# Instructions to follow
Return the full material exactly.

# Material for this exercise
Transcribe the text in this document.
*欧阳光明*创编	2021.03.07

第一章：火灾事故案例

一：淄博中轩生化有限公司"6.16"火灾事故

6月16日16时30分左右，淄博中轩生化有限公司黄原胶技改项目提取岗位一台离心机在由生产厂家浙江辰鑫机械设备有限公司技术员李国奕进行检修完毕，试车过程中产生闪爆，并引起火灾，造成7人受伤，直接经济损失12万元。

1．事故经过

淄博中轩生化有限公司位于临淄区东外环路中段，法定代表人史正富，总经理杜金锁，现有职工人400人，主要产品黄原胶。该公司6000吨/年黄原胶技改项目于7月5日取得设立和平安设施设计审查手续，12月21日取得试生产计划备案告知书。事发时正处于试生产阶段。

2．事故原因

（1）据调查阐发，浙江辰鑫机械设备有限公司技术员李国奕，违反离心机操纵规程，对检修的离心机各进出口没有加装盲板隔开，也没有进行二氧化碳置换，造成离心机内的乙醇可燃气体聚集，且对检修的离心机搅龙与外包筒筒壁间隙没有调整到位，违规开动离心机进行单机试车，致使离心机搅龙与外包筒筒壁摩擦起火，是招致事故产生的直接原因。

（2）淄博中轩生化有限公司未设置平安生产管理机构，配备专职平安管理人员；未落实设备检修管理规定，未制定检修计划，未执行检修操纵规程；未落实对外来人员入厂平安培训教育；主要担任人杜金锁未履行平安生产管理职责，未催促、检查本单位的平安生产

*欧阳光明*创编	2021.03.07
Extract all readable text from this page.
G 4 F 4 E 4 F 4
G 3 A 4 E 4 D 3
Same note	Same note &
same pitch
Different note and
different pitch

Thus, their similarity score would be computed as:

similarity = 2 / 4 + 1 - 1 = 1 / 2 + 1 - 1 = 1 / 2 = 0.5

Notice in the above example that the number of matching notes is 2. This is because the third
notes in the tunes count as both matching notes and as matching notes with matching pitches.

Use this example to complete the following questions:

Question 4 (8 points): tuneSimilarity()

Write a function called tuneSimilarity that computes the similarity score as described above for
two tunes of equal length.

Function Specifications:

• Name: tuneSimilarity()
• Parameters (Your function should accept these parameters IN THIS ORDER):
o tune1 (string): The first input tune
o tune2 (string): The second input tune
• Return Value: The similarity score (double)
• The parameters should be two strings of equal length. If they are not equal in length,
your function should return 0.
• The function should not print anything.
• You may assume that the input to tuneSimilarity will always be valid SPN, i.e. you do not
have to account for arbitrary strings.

# Response for this exercise
Transcribe the text in this document.
*欧阳光明*创编	2021.03.07

第一章：火灾事故案例

一：淄博中轩生化有限公司"6.16"火灾事故

6月16日16时30分左右，淄博中轩生化有限公司黄原胶技改项目提取岗位一台离心机在由生产厂家浙江辰鑫机械设备有限公司技术员李国奕进行检修完毕，试车过程中产生闪爆，并引起火灾，造成7人受伤，直接经济损失12万元。

1．事故经过

淄博中轩生化有限公司位于临淄区东外环路中段，法定代表人史正富，总经理杜金锁，现有职工人400人，主要产品黄原胶。该公司6000吨/年黄原胶技改项目于7月5日取得设立和平安设施设计审查手续，12月21日取得试生产计划备案告知书。事发时正处于试生产阶段。

2．事故原因

（1）据调查阐发，浙江辰鑫机械设备有限公司技术员李国奕，违反离心机操纵规程，对检修的离心机各进出口没有加装盲板隔开，也没有进行二氧化碳置换，造成离心机内的乙醇可燃气体聚集，且对检修的离心机搅龙与外包筒筒壁间隙没有调整到位，违规开动离心机进行单机试车，致使离心机搅龙与外包筒筒壁摩擦起火，是招致事故产生的直接原因。

（2）淄博中轩生化有限公司未设置平安生产管理机构，配备专职平安管理人员；未落实设备检修管理规定，未制定检修计划，未执行检修操纵规程；未落实对外来人员入厂平安培训教育；主要担任人杜金锁未履行平安生产管理职责，未催促、检查本单位的平安生产

*欧阳光明*创编	2021.03.07
Extract all readable text from this page.
G 4 F 4 E 4 F 4
G 3 A 4 E 4 D 3
Same note	Same note &
same pitch
Different note and
different pitch

Thus, their similarity score would be computed as:

similarity = 2 / 4 + 1 - 1 = 1 / 2 + 1 - 1 = 1 / 2 = 0.5

Notice in the above example that the number of matching notes is 2. This is because the third
notes in the tunes count as both matching notes and as matching notes with matching pitches.

Use this example to complete the following questions:

Question 4 (8 points): tuneSimilarity()

Write a function called tuneSimilarity that computes the similarity score as described above for
two tunes of equal length.

Function Specifications:

• Name: tuneSimilarity()
• Parameters (Your function should accept these parameters IN THIS ORDER):
o tune1 (string): The first input tune
o tune2 (string): The second input tune
• Return Value: The similarity score (double)
• The parameters should be two strings of equal length. If they are not equal in length,
your function should return 0.
• The function should not print anything.
• You may assume that the input to tuneSimilarity will always be valid SPN, i.e. you do not
have to account for arbitrary strings.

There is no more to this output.